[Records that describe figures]
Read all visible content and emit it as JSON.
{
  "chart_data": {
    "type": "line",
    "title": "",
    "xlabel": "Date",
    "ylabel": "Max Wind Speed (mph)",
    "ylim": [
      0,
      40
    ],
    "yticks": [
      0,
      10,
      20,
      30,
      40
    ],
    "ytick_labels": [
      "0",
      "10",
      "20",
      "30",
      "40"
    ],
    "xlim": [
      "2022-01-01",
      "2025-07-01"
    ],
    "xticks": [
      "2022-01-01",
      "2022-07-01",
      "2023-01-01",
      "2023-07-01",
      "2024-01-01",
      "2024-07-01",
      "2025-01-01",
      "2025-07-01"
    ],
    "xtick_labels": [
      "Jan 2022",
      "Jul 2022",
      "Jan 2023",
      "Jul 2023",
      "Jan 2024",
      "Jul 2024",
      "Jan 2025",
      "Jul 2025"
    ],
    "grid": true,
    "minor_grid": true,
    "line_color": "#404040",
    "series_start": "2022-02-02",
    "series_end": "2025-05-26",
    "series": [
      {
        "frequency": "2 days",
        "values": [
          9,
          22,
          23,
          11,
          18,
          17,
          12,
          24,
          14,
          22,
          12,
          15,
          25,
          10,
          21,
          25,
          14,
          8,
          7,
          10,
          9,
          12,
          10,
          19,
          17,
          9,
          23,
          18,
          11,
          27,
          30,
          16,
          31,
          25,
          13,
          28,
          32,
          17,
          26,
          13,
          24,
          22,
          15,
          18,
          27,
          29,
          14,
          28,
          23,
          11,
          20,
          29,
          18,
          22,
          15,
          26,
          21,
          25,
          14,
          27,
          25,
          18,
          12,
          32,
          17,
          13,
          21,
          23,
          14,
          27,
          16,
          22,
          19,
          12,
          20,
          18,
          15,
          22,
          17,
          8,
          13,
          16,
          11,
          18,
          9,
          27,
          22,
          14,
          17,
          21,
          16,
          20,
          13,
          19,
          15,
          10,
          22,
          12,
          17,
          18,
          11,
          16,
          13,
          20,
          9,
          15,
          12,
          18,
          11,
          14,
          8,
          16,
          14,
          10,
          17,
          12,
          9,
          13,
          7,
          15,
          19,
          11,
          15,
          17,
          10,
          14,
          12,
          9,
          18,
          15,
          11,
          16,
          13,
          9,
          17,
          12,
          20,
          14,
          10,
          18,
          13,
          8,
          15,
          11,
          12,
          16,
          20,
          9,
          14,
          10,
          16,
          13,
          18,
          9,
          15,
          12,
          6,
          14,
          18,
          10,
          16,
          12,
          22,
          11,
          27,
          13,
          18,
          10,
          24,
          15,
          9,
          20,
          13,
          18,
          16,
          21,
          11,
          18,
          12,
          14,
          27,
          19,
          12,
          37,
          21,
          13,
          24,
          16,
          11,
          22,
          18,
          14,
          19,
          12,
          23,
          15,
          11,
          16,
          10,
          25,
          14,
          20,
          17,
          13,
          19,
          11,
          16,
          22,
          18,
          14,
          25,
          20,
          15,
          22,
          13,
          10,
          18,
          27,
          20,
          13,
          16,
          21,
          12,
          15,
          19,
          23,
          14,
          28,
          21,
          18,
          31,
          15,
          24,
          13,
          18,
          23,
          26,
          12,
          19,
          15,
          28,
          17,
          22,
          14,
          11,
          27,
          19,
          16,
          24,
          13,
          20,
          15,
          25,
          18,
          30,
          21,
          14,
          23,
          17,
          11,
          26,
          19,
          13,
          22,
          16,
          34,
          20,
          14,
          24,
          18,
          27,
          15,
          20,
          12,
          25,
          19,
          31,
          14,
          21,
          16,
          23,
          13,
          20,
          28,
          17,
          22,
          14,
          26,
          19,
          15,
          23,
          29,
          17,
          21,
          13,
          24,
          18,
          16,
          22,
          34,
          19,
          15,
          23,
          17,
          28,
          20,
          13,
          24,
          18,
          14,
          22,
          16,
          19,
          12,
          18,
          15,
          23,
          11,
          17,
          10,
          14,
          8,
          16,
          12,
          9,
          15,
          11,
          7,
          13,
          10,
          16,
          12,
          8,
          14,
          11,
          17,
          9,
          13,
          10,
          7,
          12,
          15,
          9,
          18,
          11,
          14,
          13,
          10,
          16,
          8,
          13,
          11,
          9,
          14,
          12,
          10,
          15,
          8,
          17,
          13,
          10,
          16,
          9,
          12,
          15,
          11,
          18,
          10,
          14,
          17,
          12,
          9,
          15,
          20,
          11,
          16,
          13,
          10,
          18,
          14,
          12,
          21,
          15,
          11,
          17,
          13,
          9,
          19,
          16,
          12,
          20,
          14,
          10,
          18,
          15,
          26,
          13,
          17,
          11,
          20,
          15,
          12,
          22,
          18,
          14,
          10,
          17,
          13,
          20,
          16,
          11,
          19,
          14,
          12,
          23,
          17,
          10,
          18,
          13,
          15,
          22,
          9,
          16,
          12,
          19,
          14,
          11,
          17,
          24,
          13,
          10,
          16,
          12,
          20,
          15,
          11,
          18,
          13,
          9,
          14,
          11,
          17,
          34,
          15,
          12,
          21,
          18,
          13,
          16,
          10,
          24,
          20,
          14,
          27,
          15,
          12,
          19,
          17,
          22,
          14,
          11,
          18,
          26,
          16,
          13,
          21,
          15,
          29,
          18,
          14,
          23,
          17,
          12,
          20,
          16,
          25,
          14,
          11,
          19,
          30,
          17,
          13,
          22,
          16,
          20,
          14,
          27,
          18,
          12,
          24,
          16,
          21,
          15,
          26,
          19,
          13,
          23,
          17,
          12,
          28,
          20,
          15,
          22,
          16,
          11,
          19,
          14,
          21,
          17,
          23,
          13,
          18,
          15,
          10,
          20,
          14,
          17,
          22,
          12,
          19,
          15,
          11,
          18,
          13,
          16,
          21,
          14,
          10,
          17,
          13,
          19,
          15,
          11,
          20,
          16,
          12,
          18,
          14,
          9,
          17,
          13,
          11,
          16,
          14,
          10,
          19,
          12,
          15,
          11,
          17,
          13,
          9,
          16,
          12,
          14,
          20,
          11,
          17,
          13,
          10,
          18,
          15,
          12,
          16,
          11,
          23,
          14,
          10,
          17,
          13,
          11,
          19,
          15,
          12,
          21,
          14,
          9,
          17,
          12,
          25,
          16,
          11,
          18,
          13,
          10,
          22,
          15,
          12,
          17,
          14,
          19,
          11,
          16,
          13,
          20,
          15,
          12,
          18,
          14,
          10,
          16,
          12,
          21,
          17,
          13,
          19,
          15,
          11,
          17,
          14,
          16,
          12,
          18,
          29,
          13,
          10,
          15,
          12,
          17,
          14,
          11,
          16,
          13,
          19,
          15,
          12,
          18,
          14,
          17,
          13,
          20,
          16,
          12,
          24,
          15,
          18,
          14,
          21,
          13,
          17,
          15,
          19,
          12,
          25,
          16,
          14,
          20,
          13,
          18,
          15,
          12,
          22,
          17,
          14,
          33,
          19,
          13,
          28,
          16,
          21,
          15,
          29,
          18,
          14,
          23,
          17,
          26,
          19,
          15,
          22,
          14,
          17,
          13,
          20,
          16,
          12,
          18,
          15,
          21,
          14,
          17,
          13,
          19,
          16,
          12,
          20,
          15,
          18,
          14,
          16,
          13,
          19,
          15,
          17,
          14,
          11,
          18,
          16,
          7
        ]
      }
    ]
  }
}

• _SHORT EXERCISE_: Transcribe each record exactly. Leave nothing out.

• _WRITTEN RESPONSE_:
Read all visible content and emit it as JSON.
{
  "chart_data": {
    "type": "line",
    "title": "",
    "xlabel": "Date",
    "ylabel": "Max Wind Speed (mph)",
    "ylim": [
      0,
      40
    ],
    "yticks": [
      0,
      10,
      20,
      30,
      40
    ],
    "ytick_labels": [
      "0",
      "10",
      "20",
      "30",
      "40"
    ],
    "xlim": [
      "2022-01-01",
      "2025-07-01"
    ],
    "xticks": [
      "2022-01-01",
      "2022-07-01",
      "2023-01-01",
      "2023-07-01",
      "2024-01-01",
      "2024-07-01",
      "2025-01-01",
      "2025-07-01"
    ],
    "xtick_labels": [
      "Jan 2022",
      "Jul 2022",
      "Jan 2023",
      "Jul 2023",
      "Jan 2024",
      "Jul 2024",
      "Jan 2025",
      "Jul 2025"
    ],
    "grid": true,
    "minor_grid": true,
    "line_color": "#404040",
    "series_start": "2022-02-02",
    "series_end": "2025-05-26",
    "series": [
      {
        "frequency": "2 days",
        "values": [
          9,
          22,
          23,
          11,
          18,
          17,
          12,
          24,
          14,
          22,
          12,
          15,
          25,
          10,
          21,
          25,
          14,
          8,
          7,
          10,
          9,
          12,
          10,
          19,
          17,
          9,
          23,
          18,
          11,
          27,
          30,
          16,
          31,
          25,
          13,
          28,
          32,
          17,
          26,
          13,
          24,
          22,
          15,
          18,
          27,
          29,
          14,
          28,
          23,
          11,
          20,
          29,
          18,
          22,
          15,
          26,
          21,
          25,
          14,
          27,
          25,
          18,
          12,
          32,
          17,
          13,
          21,
          23,
          14,
          27,
          16,
          22,
          19,
          12,
          20,
          18,
          15,
          22,
          17,
          8,
          13,
          16,
          11,
          18,
          9,
          27,
          22,
          14,
          17,
          21,
          16,
          20,
          13,
          19,
          15,
          10,
          22,
          12,
          17,
          18,
          11,
          16,
          13,
          20,
          9,
          15,
          12,
          18,
          11,
          14,
          8,
          16,
          14,
          10,
          17,
          12,
          9,
          13,
          7,
          15,
          19,
          11,
          15,
          17,
          10,
          14,
          12,
          9,
          18,
          15,
          11,
          16,
          13,
          9,
          17,
          12,
          20,
          14,
          10,
          18,
          13,
          8,
          15,
          11,
          12,
          16,
          20,
          9,
          14,
          10,
          16,
          13,
          18,
          9,
          15,
          12,
          6,
          14,
          18,
          10,
          16,
          12,
          22,
          11,
          27,
          13,
          18,
          10,
          24,
          15,
          9,
          20,
          13,
          18,
          16,
          21,
          11,
          18,
          12,
          14,
          27,
          19,
          12,
          37,
          21,
          13,
          24,
          16,
          11,
          22,
          18,
          14,
          19,
          12,
          23,
          15,
          11,
          16,
          10,
          25,
          14,
          20,
          17,
          13,
          19,
          11,
          16,
          22,
          18,
          14,
          25,
          20,
          15,
          22,
          13,
          10,
          18,
          27,
          20,
          13,
          16,
          21,
          12,
          15,
          19,
          23,
          14,
          28,
          21,
          18,
          31,
          15,
          24,
          13,
          18,
          23,
          26,
          12,
          19,
          15,
          28,
          17,
          22,
          14,
          11,
          27,
          19,
          16,
          24,
          13,
          20,
          15,
          25,
          18,
          30,
          21,
          14,
          23,
          17,
          11,
          26,
          19,
          13,
          22,
          16,
          34,
          20,
          14,
          24,
          18,
          27,
          15,
          20,
          12,
          25,
          19,
          31,
          14,
          21,
          16,
          23,
          13,
          20,
          28,
          17,
          22,
          14,
          26,
          19,
          15,
          23,
          29,
          17,
          21,
          13,
          24,
          18,
          16,
          22,
          34,
          19,
          15,
          23,
          17,
          28,
          20,
          13,
          24,
          18,
          14,
          22,
          16,
          19,
          12,
          18,
          15,
          23,
          11,
          17,
          10,
          14,
          8,
          16,
          12,
          9,
          15,
          11,
          7,
          13,
          10,
          16,
          12,
          8,
          14,
          11,
          17,
          9,
          13,
          10,
          7,
          12,
          15,
          9,
          18,
          11,
          14,
          13,
          10,
          16,
          8,
          13,
          11,
          9,
          14,
          12,
          10,
          15,
          8,
          17,
          13,
          10,
          16,
          9,
          12,
          15,
          11,
          18,
          10,
          14,
          17,
          12,
          9,
          15,
          20,
          11,
          16,
          13,
          10,
          18,
          14,
          12,
          21,
          15,
          11,
          17,
          13,
          9,
          19,
          16,
          12,
          20,
          14,
          10,
          18,
          15,
          26,
          13,
          17,
          11,
          20,
          15,
          12,
          22,
          18,
          14,
          10,
          17,
          13,
          20,
          16,
          11,
          19,
          14,
          12,
          23,
          17,
          10,
          18,
          13,
          15,
          22,
          9,
          16,
          12,
          19,
          14,
          11,
          17,
          24,
          13,
          10,
          16,
          12,
          20,
          15,
          11,
          18,
          13,
          9,
          14,
          11,
          17,
          34,
          15,
          12,
          21,
          18,
          13,
          16,
          10,
          24,
          20,
          14,
          27,
          15,
          12,
          19,
          17,
          22,
          14,
          11,
          18,
          26,
          16,
          13,
          21,
          15,
          29,
          18,
          14,
          23,
          17,
          12,
          20,
          16,
          25,
          14,
          11,
          19,
          30,
          17,
          13,
          22,
          16,
          20,
          14,
          27,
          18,
          12,
          24,
          16,
          21,
          15,
          26,
          19,
          13,
          23,
          17,
          12,
          28,
          20,
          15,
          22,
          16,
          11,
          19,
          14,
          21,
          17,
          23,
          13,
          18,
          15,
          10,
          20,
          14,
          17,
          22,
          12,
          19,
          15,
          11,
          18,
          13,
          16,
          21,
          14,
          10,
          17,
          13,
          19,
          15,
          11,
          20,
          16,
          12,
          18,
          14,
          9,
          17,
          13,
          11,
          16,
          14,
          10,
          19,
          12,
          15,
          11,
          17,
          13,
          9,
          16,
          12,
          14,
          20,
          11,
          17,
          13,
          10,
          18,
          15,
          12,
          16,
          11,
          23,
          14,
          10,
          17,
          13,
          11,
          19,
          15,
          12,
          21,
          14,
          9,
          17,
          12,
          25,
          16,
          11,
          18,
          13,
          10,
          22,
          15,
          12,
          17,
          14,
          19,
          11,
          16,
          13,
          20,
          15,
          12,
          18,
          14,
          10,
          16,
          12,
          21,
          17,
          13,
          19,
          15,
          11,
          17,
          14,
          16,
          12,
          18,
          29,
          13,
          10,
          15,
          12,
          17,
          14,
          11,
          16,
          13,
          19,
          15,
          12,
          18,
          14,
          17,
          13,
          20,
          16,
          12,
          24,
          15,
          18,
          14,
          21,
          13,
          17,
          15,
          19,
          12,
          25,
          16,
          14,
          20,
          13,
          18,
          15,
          12,
          22,
          17,
          14,
          33,
          19,
          13,
          28,
          16,
          21,
          15,
          29,
          18,
          14,
          23,
          17,
          26,
          19,
          15,
          22,
          14,
          17,
          13,
          20,
          16,
          12,
          18,
          15,
          21,
          14,
          17,
          13,
          19,
          16,
          12,
          20,
          15,
          18,
          14,
          16,
          13,
          19,
          15,
          17,
          14,
          11,
          18,
          16,
          7
        ]
      }
    ]
  }
}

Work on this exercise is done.